### Document section
What drew you to the country rock-type genre, and what artists have had the most profound effect on the music you make?
I think I naturally gravitated towards it. I was in a cover band for years and we played a lot of southern rock/soul in our set so that bled into what I do naturally now. We covered two heroes of mine that I had the opportunity to tour with, John Fogerty (CCR) and ZZ Top and they guided me towards a music sensibility I think I carry with me today. Also John Mayer was a massive influence on me.
So your debut album, Room to Dream, dropped today, July 30th. What might you say is the primary inspiration and influence behind the album?
The idea behind the album was to have the ability to be me through what I grew up listening to, and what molded me musically and creatively. To have a space to swim between genres and try and be honest with what I love. Influences came from a lot of places.
What are some of your favorite or most memorable moments from the writing and/or recording the new album?
Some of my favorite moments were digging in and getting deep in the weeds with production with Luke Sheets. We tried a lot of incarnations of each song and it was an absolute joy finding ourselves while we were making this thing. It was a special time for us, and glad I got to do it with one of my closest friends.
So in 2018, you opened for and toured with your idols, ZZ Top and John Fogerty. That’s a big deal. Can you talk about that experience, and maybe any bits of wisdom learned while among such legends?
It was a life changing experience. Being alongside them on the road and backstage was something I’ll carry with me every day. From growing up listening to them to sharing a stage? Unbelievable. They showed such kindness to a kid they didn’t know. Both bands and everyone on the crew were very welcoming.
I had the opportunity to talk to Billy Gibbons almost daily and that was just unreal. Fogerty gave me some great advice after watching my set one night. “Don’t play to the empty seats”, he said. He was telling me not to care who wasn’t in the crowd. Play to the people that care enough to be there early to listen to someone they’ve probably never heard before. Great advice for any performer.
I see you also have a charitable organization called Kinder’s Kids. Could you tell us what that entails, and how it came to be?
Kinder’s Kids was started by me and my wife, Heather. We were fortunate enough to live through the tornadoes of April 27th, 2011 in Tuscaloosa, AL. It almost killed me and my friends. IT was a tough day. I remember running out to help people after it had passed and I saw a family standing on a slab of concrete which used to be their home and a child clutching to a teddy bear. It was the only possession she had left after the devastating tornado. That image stays with me to this day. We decided to try and help kids and families affected by natural disasters after that and we’ve been to many cities that were hurt and were able to bring a little Christmas joy to people that may not have had a lot of joy that year.
What does success as a songwriter and artist mean to you?
Success is being happy with yourself, where you are and where you are heading. If I am proud of the product I’m releasing and it’s resonating then I am happy. If I am able to do this my whole life then that is true success. If I can provide for my family and make music that I enjoy…that’s success.
What might fans expect from Ryan Kinder post-album release?
We will continue to release music on my collaboration project “Ontology” and I will have a Christmas song out this year! First one ever. I’ll be hitting the road as soon as possible and in between gigs I’ll get back in the studio and start album two!

### Records
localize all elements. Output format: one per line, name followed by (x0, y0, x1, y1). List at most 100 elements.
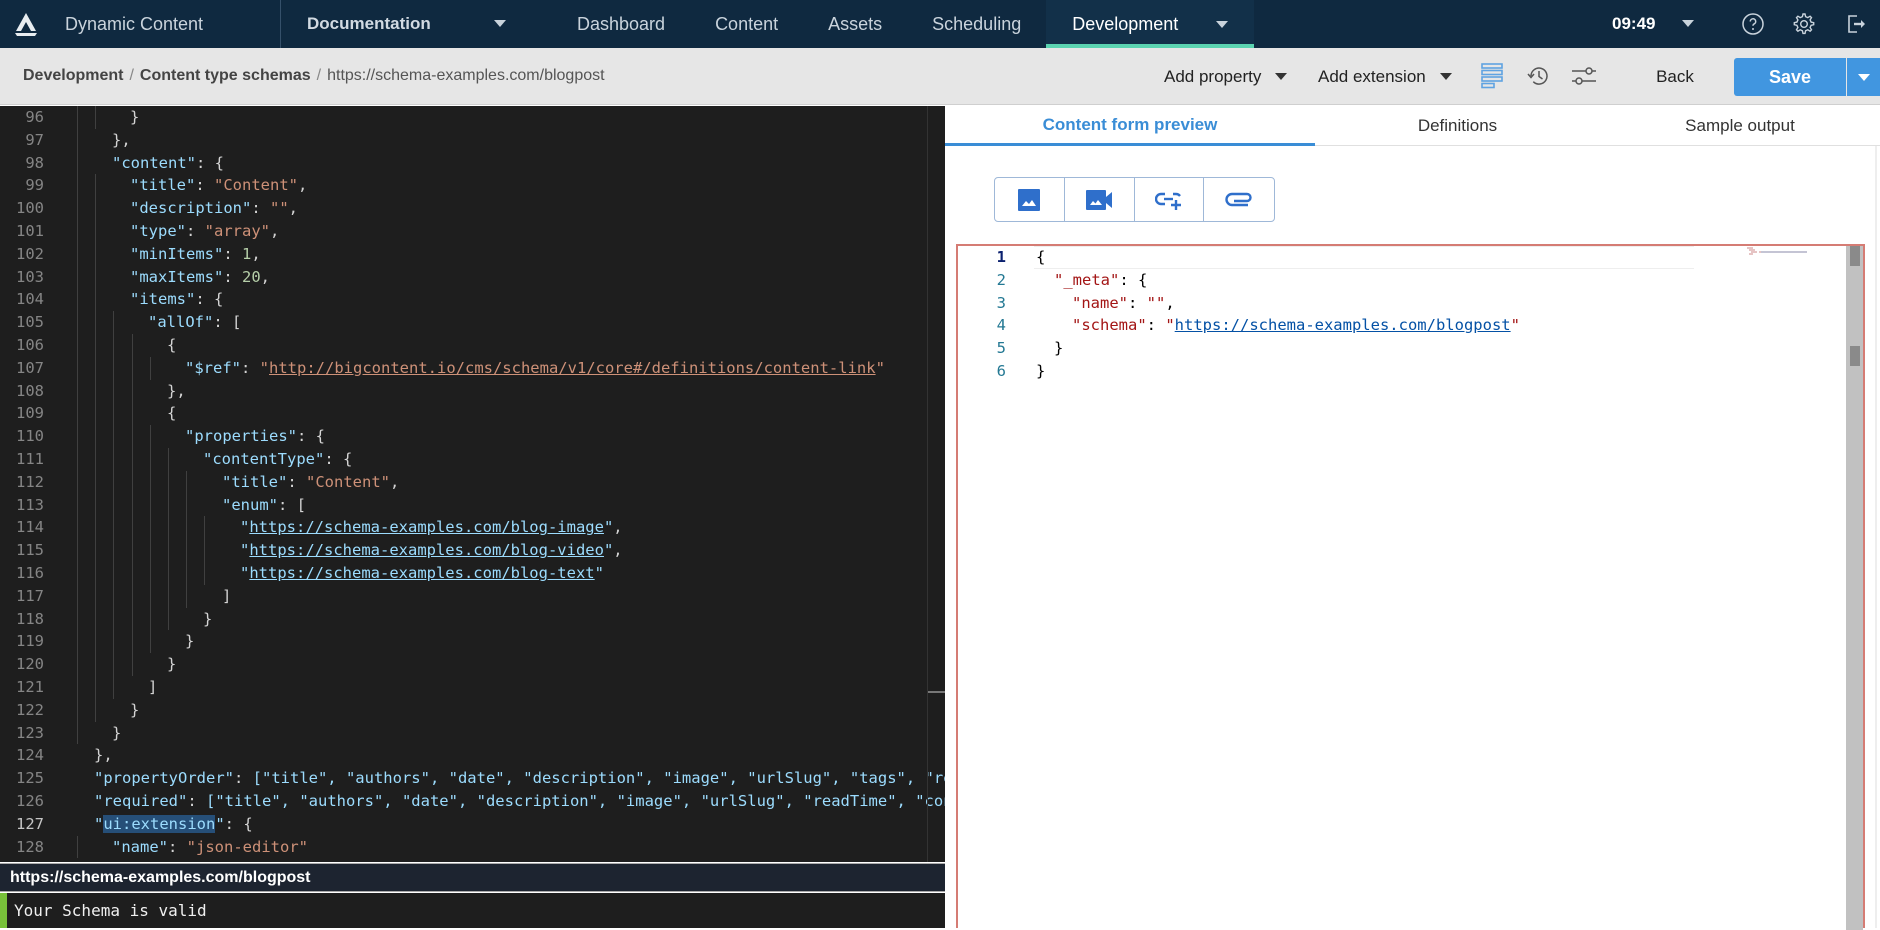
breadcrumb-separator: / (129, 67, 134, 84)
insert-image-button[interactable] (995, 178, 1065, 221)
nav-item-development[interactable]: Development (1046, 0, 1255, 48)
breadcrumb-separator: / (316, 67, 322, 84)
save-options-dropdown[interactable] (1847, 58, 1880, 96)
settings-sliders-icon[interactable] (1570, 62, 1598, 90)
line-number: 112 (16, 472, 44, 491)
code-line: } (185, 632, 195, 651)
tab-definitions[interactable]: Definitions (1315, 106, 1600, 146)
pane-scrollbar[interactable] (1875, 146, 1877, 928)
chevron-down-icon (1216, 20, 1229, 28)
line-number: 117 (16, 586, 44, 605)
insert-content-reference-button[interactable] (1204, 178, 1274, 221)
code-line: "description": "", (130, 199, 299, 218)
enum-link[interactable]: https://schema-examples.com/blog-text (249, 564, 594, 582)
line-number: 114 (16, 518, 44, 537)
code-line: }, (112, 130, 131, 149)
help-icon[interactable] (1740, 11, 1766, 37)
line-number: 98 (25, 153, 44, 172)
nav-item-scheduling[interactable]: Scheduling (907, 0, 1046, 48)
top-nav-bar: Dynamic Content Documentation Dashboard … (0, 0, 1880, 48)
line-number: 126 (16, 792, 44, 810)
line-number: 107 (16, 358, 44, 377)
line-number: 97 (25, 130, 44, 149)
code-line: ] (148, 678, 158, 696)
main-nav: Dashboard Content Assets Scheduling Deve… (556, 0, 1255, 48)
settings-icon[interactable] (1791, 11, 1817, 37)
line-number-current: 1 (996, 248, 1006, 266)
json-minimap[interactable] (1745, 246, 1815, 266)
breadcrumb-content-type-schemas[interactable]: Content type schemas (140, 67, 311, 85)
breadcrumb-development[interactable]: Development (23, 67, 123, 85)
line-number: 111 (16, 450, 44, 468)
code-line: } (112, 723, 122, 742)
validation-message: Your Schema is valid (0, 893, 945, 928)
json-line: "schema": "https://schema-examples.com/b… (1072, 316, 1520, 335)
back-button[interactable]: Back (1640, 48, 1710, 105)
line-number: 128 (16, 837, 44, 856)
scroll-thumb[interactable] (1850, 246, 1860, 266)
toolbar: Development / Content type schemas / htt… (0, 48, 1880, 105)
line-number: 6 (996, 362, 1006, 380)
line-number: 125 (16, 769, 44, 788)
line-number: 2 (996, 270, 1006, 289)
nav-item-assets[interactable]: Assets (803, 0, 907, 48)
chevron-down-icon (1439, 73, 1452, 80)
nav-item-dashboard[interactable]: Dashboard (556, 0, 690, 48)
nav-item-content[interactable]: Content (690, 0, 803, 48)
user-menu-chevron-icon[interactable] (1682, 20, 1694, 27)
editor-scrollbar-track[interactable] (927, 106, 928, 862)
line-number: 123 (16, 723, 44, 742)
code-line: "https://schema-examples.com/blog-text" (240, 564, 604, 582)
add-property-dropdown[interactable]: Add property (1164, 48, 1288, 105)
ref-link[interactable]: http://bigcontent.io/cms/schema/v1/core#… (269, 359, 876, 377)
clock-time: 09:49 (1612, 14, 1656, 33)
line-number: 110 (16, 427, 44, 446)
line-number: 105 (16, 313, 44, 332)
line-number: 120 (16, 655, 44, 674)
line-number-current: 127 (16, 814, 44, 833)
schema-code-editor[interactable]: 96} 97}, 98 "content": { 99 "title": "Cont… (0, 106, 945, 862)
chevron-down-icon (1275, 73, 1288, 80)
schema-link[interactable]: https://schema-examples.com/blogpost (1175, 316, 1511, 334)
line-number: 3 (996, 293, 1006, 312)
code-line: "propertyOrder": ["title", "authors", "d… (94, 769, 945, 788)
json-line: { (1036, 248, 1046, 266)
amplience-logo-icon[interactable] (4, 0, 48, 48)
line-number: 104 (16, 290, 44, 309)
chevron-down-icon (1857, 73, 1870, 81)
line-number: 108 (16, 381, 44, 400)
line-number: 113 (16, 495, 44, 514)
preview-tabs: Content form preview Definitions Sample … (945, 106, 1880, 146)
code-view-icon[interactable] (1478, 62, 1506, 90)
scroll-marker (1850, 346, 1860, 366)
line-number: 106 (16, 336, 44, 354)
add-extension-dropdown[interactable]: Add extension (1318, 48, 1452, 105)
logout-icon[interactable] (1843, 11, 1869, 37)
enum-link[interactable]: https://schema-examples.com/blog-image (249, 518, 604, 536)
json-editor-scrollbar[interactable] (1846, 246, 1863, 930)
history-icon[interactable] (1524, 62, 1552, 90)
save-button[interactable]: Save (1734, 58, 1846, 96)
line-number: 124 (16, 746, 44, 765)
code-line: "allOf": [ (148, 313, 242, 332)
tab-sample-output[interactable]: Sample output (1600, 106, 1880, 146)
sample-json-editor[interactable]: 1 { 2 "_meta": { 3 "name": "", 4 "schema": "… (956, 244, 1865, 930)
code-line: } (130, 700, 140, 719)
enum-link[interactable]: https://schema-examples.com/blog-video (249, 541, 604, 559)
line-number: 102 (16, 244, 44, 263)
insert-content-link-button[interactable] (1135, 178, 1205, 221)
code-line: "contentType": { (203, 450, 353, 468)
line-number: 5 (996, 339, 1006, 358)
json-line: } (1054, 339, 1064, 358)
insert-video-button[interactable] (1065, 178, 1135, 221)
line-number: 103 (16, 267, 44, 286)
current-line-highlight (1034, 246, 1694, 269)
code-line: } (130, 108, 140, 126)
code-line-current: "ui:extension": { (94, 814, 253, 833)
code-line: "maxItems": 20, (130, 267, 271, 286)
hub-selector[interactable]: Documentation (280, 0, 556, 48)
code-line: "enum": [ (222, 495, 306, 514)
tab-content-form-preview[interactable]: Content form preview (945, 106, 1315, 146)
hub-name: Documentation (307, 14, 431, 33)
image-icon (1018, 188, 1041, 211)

### Given request
In the interview, why did Ryan Kinder and his wife, Heather, decide to help kids and families affected by natural disasters? Answer in one to three sentences.

### Correct answer
They lived through the April 27th, 2011 tornadoes in Tuscaloosa, AL, which almost killed Kinder and his friends. While helping people afterward, Kinder saw a family standing on the concrete slab that used to be their home and a child clutching a teddy bear, the only possession she had left. That image stayed with Kinder, and after it they decided to help kids and families hit by natural disasters.